• **TASK TO CARRY OUT**
Copy every line from the data below in which the string "Llerena" can be found.

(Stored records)
# # # # #

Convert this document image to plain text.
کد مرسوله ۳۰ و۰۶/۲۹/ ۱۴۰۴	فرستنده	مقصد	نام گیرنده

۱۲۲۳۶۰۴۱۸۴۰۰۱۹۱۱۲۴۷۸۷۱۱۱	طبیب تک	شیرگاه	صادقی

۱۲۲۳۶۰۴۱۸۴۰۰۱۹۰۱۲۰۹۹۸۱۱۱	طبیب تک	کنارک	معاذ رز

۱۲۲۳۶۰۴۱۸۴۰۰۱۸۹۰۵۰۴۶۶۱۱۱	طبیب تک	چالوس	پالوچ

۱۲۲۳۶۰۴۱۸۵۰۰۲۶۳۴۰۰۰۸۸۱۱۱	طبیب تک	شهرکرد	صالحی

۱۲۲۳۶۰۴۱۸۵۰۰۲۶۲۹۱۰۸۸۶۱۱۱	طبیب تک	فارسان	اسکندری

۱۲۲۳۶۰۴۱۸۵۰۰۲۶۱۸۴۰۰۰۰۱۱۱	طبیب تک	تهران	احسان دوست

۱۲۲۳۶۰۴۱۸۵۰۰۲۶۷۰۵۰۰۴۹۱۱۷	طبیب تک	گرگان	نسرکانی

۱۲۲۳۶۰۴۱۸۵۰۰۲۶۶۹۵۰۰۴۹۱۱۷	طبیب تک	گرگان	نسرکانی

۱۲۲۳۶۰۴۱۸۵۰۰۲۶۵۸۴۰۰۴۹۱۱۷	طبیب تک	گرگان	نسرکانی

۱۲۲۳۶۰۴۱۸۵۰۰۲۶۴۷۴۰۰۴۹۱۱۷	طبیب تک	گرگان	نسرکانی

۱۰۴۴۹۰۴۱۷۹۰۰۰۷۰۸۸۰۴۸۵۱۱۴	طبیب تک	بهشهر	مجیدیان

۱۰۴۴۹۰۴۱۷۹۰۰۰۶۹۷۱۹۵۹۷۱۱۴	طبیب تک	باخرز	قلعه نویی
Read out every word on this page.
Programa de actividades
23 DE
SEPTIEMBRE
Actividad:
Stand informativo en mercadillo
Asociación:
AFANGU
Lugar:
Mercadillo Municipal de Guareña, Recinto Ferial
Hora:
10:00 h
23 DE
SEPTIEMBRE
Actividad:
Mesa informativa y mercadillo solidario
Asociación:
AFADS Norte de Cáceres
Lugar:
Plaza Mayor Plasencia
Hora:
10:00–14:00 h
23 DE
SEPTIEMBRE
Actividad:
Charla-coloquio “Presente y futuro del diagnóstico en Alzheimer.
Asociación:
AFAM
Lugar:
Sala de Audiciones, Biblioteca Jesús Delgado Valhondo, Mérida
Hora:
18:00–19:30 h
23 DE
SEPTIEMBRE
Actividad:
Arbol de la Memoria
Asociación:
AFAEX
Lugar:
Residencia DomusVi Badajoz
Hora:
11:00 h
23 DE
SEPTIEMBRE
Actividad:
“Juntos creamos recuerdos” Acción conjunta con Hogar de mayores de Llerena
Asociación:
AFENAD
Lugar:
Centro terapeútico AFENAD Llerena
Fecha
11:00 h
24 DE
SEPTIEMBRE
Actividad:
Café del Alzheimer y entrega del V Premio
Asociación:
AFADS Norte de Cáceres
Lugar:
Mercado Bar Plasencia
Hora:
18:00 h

# # # # #

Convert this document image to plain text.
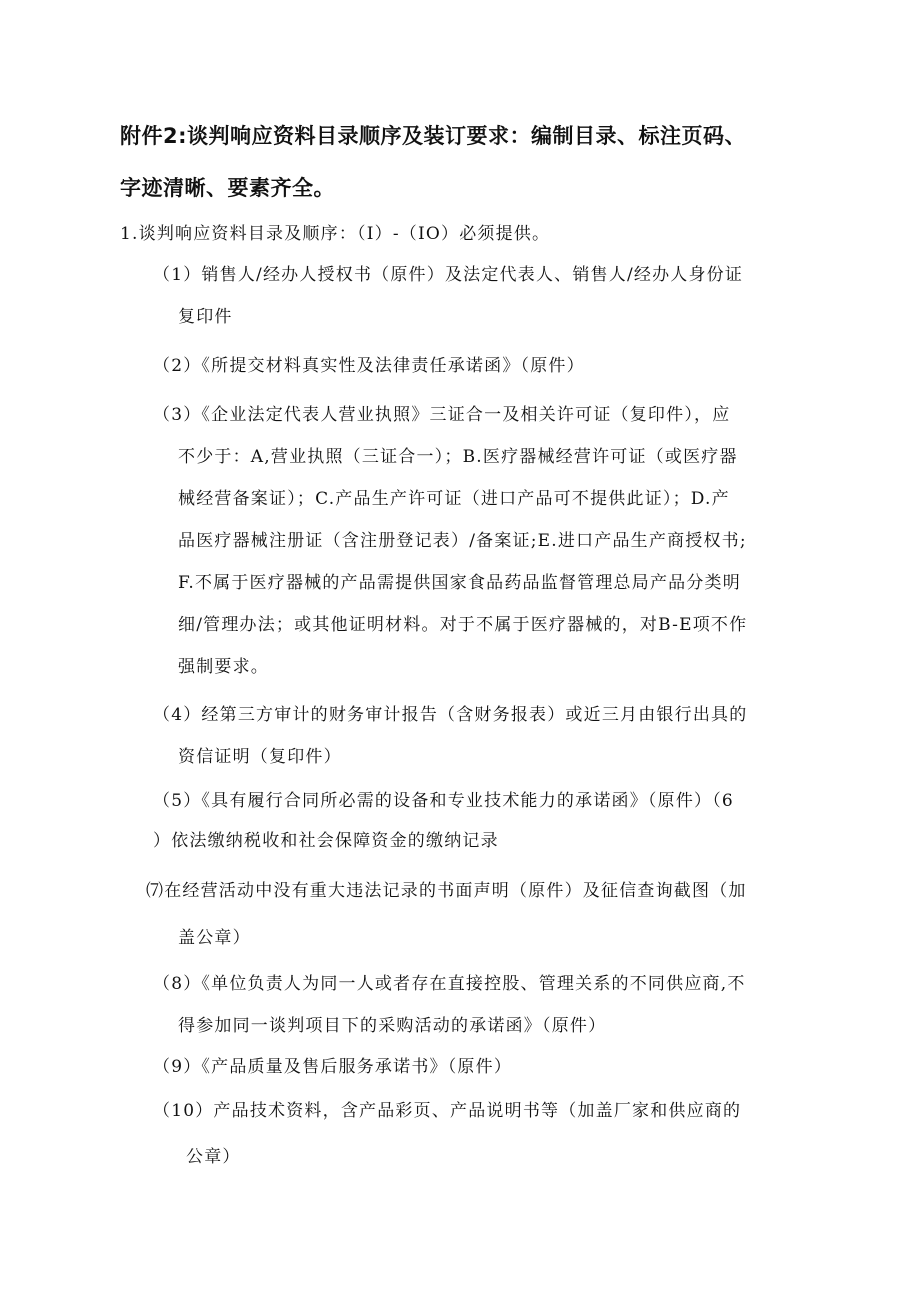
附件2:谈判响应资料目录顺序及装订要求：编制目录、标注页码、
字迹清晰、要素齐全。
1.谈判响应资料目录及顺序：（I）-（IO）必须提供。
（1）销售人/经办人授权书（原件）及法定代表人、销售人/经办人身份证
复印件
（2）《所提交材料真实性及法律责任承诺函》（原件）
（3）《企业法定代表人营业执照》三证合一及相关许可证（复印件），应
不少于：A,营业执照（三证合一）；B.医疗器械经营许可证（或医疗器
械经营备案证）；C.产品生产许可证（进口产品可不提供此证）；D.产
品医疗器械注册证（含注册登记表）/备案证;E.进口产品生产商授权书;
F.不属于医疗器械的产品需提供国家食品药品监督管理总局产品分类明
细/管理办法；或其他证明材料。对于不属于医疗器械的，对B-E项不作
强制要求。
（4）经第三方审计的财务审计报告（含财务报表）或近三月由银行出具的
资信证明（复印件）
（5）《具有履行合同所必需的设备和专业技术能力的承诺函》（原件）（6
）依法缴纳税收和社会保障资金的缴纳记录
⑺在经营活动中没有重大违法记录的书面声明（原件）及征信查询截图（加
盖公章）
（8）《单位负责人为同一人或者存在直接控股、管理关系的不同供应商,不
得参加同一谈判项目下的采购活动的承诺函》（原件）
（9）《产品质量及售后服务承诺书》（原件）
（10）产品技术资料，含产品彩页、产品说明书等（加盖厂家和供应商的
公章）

# # # # #

• **IN RESPONSE**
“Juntos creamos recuerdos” Acción conjunta con Hogar de mayores de Llerena
Centro terapeútico AFENAD Llerena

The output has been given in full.